> **Short problem**:
Filter the entries and keep only the lines where the string "also" appears.

> **Information given**:
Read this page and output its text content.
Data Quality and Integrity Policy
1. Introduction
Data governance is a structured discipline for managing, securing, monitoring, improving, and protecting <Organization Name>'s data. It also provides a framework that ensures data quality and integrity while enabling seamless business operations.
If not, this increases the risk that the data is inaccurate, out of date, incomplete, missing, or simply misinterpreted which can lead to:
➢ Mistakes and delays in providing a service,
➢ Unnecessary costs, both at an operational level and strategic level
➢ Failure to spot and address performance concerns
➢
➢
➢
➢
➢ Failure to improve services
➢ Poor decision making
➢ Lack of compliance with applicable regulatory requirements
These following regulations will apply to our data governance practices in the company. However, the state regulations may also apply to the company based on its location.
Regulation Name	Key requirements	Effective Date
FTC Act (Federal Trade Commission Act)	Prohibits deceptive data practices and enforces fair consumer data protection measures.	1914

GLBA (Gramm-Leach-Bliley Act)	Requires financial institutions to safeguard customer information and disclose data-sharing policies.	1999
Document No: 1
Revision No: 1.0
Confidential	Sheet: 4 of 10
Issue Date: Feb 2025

> **Answer to the problem**:
Data governance is a structured discipline for managing, securing, monitoring, improving, and protecting <Organization Name>'s data. It also provides a framework that ensures data quality and integrity while enabling seamless business operations.
These following regulations will apply to our data governance practices in the company. However, the state regulations may also apply to the company based on its location.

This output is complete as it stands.